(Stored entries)
━━━━━━━━━━

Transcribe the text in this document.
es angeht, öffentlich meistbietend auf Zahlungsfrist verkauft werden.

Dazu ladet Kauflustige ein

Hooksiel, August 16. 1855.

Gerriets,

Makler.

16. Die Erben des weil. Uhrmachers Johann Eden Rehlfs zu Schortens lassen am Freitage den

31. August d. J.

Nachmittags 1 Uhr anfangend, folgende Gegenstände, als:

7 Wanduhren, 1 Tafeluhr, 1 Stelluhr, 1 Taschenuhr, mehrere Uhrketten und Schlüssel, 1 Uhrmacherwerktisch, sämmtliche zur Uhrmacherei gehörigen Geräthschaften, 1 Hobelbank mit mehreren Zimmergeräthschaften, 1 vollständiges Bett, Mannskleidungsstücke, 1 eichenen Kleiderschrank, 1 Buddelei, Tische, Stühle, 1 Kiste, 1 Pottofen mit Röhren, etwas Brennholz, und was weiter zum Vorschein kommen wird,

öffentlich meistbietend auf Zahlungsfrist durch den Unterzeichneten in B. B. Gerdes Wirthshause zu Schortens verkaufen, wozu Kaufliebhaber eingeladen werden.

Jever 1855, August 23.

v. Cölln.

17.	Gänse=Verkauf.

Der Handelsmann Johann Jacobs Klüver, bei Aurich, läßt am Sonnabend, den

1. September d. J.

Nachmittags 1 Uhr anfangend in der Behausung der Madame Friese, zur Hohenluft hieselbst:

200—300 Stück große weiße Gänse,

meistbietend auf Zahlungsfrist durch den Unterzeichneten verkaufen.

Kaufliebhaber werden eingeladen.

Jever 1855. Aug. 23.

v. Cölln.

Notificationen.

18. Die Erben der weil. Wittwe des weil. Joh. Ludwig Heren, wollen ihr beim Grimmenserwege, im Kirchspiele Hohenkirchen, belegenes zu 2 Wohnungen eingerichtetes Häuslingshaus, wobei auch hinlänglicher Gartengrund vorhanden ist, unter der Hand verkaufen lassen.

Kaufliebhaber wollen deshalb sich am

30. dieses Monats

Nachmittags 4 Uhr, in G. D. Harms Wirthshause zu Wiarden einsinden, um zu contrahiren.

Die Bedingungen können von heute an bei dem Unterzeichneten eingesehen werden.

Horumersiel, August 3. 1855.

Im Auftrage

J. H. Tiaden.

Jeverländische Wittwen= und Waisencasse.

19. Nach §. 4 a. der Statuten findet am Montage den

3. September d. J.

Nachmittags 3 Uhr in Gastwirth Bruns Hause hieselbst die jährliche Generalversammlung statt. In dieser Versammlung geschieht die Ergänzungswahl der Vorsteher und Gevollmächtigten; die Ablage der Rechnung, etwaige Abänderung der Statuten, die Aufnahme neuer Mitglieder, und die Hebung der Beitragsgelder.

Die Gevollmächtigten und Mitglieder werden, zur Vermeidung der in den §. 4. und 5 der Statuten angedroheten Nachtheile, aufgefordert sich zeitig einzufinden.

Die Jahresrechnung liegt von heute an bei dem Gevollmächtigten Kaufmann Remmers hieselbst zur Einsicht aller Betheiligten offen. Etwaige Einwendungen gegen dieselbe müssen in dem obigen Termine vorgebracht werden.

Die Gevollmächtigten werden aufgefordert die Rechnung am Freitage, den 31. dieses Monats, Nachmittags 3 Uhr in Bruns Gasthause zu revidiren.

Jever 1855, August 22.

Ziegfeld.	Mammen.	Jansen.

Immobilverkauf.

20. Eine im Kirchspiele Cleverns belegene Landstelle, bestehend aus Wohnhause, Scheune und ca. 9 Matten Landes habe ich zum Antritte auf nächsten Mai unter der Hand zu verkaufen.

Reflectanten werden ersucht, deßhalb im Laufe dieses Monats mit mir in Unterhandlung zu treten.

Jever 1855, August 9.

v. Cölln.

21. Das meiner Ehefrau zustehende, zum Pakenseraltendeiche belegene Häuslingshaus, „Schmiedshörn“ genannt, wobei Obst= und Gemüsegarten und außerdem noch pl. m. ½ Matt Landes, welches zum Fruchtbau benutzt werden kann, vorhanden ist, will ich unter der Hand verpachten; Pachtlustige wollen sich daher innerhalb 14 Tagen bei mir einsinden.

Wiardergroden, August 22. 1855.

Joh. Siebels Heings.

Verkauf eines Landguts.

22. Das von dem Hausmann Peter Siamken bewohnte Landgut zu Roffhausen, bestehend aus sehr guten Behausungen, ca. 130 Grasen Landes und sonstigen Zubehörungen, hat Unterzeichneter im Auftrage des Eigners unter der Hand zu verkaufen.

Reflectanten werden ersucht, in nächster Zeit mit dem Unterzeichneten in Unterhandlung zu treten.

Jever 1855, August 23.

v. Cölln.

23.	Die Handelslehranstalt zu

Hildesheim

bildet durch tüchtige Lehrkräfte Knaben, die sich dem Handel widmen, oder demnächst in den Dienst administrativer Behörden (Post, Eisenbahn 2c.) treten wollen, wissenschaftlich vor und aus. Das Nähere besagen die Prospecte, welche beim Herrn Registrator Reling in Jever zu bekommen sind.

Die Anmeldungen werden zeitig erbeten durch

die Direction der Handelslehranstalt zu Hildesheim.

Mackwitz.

━━━━━━━━━━

- _What the task asks_: Count, and answer with the number only: how many lines of the data include the string "aufgefordert"?

- _Answer space_: 2